**Task objective**. Review the lines that follow and copy each one that contains the word "content".

[Excerpt from a dataset]
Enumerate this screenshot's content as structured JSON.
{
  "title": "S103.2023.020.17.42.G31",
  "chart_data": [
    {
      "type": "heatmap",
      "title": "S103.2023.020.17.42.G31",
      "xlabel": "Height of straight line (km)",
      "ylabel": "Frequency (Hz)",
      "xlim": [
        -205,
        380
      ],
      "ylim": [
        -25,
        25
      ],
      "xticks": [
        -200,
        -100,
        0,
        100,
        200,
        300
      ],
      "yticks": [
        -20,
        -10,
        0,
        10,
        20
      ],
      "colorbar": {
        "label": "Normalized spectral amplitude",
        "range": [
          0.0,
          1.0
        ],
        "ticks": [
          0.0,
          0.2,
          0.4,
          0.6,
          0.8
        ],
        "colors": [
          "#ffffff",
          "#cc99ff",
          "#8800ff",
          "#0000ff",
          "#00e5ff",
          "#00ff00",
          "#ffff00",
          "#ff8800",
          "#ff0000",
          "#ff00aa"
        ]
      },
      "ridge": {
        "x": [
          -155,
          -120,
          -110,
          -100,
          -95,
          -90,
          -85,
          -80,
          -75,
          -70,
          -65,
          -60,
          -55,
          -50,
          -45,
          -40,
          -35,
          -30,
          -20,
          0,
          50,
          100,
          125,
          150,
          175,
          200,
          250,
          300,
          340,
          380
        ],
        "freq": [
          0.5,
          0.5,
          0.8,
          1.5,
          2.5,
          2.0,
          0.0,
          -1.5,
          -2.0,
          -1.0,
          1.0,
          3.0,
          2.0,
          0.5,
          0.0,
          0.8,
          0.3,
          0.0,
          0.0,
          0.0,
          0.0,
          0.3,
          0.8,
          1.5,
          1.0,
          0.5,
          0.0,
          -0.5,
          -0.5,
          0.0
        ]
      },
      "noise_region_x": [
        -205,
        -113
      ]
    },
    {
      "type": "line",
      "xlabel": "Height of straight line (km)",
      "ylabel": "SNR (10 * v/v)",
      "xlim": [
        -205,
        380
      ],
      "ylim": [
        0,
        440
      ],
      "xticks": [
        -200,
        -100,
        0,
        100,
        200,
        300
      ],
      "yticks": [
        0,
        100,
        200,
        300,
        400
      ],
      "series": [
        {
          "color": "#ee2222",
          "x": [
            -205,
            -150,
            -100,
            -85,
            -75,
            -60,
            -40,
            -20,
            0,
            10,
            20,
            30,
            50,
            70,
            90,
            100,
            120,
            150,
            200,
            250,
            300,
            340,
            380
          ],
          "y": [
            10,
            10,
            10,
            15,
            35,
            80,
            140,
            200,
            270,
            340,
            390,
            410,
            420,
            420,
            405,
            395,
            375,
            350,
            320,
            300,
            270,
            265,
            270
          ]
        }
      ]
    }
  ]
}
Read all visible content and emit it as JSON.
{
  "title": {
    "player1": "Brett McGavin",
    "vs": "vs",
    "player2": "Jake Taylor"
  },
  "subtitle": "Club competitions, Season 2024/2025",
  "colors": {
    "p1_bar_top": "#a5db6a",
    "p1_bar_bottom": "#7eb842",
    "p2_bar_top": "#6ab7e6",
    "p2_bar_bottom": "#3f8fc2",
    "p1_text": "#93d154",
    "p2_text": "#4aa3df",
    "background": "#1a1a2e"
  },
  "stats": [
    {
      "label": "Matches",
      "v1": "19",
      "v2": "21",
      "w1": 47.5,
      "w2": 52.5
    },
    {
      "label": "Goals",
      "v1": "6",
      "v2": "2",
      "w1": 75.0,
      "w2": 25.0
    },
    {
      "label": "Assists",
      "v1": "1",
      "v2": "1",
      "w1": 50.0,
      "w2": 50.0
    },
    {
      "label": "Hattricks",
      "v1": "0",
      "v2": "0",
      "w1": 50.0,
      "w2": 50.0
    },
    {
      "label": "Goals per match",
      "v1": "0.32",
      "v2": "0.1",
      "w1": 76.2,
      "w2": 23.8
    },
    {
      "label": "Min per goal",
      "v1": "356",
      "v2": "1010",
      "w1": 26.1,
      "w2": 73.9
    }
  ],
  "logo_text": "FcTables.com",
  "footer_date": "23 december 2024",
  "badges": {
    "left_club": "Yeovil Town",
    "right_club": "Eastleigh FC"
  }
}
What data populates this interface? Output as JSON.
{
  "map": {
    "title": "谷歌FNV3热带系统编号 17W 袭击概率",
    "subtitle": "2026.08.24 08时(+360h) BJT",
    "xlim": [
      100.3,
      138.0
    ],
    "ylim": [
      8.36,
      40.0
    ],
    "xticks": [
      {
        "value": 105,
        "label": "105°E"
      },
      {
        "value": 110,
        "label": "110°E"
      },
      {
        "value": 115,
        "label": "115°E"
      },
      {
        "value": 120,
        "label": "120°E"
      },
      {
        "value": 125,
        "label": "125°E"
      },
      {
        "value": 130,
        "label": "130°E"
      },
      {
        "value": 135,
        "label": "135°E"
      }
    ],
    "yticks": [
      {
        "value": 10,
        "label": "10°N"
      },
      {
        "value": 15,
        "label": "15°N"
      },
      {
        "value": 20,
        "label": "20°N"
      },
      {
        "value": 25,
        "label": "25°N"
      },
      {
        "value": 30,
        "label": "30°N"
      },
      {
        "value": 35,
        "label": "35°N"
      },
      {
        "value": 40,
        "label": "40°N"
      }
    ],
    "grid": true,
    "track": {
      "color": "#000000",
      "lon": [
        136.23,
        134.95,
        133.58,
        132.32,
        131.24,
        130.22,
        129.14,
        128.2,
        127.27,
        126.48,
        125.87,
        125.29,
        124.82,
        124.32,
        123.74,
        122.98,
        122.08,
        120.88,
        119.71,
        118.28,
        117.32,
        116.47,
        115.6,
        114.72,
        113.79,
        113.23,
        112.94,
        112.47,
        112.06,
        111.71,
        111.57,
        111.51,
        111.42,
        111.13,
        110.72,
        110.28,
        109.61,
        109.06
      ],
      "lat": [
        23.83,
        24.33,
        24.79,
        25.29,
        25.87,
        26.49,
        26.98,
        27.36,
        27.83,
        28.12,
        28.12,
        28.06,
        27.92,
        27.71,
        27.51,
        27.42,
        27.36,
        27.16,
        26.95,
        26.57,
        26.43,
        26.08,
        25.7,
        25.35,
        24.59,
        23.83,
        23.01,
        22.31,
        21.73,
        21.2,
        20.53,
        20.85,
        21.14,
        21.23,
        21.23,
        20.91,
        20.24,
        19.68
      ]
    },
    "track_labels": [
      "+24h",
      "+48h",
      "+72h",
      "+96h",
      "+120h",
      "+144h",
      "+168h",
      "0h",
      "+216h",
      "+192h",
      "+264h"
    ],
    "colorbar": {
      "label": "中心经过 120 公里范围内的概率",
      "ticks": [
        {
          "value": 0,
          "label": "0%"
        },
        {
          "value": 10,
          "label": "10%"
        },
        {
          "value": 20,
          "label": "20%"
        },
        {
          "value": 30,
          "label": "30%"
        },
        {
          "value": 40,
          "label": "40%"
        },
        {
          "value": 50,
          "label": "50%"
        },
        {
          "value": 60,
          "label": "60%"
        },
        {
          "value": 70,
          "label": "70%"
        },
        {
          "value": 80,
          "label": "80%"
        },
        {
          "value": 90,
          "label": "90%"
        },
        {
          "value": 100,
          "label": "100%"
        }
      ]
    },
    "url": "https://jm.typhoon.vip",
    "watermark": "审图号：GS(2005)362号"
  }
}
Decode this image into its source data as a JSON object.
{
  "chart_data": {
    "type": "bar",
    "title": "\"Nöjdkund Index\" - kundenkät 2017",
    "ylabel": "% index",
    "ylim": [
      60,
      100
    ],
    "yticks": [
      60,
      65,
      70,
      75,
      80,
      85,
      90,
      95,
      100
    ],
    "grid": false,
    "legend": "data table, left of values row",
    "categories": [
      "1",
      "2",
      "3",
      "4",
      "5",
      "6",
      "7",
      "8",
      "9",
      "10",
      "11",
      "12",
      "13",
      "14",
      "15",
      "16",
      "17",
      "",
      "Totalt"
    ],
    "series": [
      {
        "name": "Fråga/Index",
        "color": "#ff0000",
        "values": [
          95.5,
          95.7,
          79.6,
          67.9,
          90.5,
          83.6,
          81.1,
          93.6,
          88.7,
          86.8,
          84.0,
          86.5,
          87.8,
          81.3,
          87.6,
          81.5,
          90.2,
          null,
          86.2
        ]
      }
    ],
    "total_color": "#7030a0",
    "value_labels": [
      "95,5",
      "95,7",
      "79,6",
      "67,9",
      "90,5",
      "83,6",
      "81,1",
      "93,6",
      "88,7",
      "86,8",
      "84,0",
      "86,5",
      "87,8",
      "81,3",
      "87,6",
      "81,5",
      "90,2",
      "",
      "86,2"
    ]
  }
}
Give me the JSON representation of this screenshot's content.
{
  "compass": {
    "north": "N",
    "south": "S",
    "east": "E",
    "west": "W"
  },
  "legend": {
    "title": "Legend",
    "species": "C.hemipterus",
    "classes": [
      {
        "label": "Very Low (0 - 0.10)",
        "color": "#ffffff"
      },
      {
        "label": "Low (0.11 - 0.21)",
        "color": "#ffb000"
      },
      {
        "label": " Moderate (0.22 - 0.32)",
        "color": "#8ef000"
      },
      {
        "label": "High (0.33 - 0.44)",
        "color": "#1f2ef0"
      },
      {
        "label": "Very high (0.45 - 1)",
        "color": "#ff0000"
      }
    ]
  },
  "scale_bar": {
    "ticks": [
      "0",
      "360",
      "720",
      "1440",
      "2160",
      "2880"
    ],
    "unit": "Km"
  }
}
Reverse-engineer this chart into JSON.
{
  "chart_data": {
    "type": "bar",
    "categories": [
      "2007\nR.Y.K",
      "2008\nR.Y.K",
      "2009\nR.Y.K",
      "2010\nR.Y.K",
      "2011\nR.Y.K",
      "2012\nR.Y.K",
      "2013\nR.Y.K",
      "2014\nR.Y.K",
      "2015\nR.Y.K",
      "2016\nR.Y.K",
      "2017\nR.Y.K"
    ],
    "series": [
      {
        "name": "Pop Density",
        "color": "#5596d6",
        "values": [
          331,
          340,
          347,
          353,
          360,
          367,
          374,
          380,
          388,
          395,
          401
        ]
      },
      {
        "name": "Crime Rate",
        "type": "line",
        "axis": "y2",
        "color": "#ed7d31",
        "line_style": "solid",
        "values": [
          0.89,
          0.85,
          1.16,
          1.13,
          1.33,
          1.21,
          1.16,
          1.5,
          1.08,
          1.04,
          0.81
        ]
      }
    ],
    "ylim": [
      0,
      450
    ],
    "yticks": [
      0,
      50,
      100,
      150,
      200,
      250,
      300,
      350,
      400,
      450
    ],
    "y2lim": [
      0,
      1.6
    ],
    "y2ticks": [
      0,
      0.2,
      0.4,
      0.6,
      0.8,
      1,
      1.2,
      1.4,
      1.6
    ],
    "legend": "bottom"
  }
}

**Answer to this problem**.
Enumerate this screenshot's content as structured JSON.
Read all visible content and emit it as JSON.
Give me the JSON representation of this screenshot's content.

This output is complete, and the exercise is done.